Stored entries:

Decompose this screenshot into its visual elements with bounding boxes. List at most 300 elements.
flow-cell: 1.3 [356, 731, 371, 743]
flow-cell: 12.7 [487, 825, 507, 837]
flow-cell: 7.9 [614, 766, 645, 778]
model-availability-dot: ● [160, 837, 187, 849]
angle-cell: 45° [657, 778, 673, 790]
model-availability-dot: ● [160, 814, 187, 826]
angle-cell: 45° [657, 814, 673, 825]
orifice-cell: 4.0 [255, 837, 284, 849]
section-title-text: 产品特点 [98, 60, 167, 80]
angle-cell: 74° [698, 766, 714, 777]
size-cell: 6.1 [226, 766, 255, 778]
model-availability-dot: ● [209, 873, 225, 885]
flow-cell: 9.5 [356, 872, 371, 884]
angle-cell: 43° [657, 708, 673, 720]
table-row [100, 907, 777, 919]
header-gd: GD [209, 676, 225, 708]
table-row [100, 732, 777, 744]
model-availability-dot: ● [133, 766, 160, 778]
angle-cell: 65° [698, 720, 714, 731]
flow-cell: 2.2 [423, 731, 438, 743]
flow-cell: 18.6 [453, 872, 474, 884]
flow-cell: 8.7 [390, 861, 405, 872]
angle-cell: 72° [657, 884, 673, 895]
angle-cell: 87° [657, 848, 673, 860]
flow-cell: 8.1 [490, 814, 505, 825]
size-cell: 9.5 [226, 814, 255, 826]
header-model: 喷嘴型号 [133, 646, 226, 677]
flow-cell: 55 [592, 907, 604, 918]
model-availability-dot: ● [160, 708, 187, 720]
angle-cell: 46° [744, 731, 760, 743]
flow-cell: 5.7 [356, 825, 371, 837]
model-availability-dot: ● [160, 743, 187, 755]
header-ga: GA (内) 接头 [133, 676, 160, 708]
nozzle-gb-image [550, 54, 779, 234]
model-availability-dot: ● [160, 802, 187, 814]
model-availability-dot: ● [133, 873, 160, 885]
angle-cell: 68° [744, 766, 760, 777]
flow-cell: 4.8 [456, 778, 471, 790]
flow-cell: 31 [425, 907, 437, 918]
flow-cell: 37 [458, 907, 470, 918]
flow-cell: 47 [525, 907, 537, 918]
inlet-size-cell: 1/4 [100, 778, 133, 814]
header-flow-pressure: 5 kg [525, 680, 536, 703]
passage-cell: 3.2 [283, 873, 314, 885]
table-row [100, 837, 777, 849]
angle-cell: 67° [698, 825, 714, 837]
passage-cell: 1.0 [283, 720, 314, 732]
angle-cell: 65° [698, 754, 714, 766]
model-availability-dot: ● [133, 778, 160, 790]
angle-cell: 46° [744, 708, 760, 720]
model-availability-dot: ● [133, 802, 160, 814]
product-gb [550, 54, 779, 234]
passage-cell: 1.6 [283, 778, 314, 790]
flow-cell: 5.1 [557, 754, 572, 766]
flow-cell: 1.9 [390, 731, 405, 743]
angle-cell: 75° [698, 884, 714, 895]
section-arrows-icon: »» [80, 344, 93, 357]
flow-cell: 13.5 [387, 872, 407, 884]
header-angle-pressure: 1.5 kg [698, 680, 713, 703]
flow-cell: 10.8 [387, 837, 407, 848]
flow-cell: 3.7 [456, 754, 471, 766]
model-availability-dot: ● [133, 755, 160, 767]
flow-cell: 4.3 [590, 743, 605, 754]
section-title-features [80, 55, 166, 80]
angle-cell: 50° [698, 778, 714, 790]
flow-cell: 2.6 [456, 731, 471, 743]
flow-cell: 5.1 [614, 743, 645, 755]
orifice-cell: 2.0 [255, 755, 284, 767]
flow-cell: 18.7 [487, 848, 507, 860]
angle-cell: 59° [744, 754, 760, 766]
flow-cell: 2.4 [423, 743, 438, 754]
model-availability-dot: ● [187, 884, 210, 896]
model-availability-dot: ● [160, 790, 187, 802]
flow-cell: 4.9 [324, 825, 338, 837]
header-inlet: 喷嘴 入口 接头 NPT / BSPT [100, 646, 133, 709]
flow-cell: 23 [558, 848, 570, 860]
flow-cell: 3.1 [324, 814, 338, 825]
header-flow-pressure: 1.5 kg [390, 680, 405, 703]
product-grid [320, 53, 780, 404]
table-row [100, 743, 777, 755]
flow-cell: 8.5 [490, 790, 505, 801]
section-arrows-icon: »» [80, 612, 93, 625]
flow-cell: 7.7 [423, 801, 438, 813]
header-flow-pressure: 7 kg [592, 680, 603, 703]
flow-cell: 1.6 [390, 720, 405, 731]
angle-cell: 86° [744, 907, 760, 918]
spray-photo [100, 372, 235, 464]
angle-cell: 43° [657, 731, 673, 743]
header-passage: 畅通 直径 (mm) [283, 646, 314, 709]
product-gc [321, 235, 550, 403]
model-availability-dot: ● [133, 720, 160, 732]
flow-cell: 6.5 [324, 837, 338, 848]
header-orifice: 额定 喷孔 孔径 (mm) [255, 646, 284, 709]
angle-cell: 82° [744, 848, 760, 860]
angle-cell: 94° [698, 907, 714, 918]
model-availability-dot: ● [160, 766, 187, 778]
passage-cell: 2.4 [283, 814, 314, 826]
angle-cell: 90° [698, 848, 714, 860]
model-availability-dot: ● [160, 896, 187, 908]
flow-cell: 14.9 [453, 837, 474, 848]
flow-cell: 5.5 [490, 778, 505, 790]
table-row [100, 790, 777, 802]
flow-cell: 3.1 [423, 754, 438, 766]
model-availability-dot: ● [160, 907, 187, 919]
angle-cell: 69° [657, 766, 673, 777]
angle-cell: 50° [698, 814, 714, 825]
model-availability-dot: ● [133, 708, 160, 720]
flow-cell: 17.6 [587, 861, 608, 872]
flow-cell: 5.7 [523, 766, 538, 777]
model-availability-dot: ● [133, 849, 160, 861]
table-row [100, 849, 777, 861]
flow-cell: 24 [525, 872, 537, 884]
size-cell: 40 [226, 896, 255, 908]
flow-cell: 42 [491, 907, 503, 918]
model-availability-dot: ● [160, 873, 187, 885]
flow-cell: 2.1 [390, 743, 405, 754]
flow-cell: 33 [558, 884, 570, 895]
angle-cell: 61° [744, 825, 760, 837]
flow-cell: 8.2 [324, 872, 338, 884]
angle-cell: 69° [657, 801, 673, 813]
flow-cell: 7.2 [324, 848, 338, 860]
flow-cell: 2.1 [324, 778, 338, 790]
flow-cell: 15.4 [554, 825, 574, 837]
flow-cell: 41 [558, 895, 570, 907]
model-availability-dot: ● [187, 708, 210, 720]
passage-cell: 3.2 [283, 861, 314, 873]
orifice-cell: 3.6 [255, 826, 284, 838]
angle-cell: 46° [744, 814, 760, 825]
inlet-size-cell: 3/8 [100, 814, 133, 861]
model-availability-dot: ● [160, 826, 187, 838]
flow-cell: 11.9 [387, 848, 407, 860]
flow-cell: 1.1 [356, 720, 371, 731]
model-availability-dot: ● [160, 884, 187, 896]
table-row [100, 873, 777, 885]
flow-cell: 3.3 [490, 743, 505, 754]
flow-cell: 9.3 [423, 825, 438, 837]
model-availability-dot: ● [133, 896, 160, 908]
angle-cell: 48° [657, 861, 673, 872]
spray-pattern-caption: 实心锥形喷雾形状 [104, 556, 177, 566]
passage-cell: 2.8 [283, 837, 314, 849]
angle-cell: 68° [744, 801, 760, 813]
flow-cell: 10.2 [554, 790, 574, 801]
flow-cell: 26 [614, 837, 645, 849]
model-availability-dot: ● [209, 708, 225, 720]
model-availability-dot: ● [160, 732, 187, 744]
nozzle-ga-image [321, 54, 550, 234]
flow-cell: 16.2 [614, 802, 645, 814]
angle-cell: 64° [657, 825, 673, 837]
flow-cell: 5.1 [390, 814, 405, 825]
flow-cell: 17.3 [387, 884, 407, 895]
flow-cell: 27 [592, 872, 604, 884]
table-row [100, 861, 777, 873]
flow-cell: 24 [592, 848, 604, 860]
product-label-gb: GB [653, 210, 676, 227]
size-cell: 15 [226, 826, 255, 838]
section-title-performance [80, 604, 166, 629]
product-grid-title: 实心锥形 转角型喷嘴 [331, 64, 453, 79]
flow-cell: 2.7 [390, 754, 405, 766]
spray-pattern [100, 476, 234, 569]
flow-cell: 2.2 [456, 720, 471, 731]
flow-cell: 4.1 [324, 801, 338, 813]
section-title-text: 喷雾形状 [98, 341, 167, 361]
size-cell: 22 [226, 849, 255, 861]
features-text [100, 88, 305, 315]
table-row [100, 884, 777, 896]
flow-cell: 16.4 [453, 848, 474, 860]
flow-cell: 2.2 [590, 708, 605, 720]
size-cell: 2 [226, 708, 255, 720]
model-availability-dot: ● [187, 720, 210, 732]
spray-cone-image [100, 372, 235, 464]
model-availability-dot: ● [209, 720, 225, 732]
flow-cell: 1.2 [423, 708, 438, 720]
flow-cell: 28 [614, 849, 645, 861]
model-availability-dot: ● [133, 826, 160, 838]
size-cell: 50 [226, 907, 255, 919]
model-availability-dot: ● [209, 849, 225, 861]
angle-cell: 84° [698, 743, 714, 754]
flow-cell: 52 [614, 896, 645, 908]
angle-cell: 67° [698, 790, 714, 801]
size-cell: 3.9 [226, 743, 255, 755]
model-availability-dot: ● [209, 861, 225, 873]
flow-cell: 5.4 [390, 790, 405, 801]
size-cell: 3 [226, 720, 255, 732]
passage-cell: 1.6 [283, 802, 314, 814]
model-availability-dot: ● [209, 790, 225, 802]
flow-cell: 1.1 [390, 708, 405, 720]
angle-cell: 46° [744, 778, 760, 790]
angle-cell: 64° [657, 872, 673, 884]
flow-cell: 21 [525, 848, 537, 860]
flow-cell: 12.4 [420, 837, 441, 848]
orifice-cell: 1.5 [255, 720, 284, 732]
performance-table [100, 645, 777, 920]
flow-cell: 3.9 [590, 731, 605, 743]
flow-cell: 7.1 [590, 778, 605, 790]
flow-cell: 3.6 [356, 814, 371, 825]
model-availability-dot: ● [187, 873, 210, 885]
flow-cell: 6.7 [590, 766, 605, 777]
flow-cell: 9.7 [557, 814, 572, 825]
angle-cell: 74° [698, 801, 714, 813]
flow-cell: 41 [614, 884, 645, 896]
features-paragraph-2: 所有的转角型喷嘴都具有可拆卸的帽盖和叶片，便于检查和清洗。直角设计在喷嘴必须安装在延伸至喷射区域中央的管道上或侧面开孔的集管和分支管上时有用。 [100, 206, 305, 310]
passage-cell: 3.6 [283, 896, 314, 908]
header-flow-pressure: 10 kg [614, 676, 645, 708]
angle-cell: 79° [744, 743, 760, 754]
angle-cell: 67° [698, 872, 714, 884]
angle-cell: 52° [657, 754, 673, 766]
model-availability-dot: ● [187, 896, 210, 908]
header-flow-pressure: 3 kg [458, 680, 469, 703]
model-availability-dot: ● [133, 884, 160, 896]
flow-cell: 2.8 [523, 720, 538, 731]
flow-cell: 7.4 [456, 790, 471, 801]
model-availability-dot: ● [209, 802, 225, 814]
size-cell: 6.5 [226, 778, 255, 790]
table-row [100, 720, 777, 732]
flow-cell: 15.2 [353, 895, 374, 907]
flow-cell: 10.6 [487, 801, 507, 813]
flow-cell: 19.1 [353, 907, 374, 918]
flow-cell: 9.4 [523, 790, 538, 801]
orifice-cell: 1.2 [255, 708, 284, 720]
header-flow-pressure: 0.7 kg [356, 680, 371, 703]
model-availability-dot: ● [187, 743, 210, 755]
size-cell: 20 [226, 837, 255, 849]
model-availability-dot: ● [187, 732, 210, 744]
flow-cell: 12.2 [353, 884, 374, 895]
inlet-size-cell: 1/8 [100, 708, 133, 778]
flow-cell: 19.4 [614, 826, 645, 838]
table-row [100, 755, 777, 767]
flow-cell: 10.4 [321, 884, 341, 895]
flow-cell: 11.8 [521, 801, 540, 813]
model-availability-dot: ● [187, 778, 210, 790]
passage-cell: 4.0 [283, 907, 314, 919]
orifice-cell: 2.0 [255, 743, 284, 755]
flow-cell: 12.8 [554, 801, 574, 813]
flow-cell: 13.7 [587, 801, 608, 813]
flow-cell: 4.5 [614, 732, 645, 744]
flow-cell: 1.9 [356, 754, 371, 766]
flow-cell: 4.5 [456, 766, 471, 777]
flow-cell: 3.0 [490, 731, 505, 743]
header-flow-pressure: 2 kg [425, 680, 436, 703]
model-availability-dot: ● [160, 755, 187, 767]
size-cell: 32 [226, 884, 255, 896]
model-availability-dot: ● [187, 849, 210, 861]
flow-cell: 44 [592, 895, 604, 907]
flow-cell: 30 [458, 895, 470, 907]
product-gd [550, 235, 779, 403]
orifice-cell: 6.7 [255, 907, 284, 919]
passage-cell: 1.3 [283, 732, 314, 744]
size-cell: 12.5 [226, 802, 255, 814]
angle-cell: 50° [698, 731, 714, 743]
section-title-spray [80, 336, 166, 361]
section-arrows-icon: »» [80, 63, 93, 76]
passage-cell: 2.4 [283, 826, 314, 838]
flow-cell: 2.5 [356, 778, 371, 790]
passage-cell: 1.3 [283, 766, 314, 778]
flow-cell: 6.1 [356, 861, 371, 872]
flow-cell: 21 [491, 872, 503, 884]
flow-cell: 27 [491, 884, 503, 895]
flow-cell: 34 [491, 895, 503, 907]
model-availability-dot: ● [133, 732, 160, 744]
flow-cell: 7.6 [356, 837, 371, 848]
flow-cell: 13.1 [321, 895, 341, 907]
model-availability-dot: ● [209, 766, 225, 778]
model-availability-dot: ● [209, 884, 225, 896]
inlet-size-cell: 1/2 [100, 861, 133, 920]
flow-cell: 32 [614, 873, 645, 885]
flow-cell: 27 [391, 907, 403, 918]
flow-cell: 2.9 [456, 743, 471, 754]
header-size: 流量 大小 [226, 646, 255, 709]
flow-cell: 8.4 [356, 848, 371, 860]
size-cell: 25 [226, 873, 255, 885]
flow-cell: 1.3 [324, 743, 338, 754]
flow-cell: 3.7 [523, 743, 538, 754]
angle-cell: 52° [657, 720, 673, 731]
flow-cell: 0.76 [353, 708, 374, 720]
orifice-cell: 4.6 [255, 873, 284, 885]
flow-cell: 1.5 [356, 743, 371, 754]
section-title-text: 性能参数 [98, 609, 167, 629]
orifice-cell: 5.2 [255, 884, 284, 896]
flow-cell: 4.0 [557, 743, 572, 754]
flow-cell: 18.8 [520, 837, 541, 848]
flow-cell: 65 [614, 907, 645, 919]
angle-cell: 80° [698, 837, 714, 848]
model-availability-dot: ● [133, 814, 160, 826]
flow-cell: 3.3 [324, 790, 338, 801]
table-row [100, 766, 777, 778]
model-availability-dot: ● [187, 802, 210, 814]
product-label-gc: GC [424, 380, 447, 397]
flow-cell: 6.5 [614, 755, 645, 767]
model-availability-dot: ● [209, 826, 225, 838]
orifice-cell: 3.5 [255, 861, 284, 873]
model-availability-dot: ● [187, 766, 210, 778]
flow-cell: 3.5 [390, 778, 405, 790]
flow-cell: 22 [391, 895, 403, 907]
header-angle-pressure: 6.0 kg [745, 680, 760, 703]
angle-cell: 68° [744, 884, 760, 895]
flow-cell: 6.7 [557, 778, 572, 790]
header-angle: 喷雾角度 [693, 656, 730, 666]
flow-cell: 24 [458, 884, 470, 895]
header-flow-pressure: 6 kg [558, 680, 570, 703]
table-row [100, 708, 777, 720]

Problem description ->
Please tally the lines in the rows above that contain the string "image", matching case exactly, and give only the number.

Result of this exercise ->
3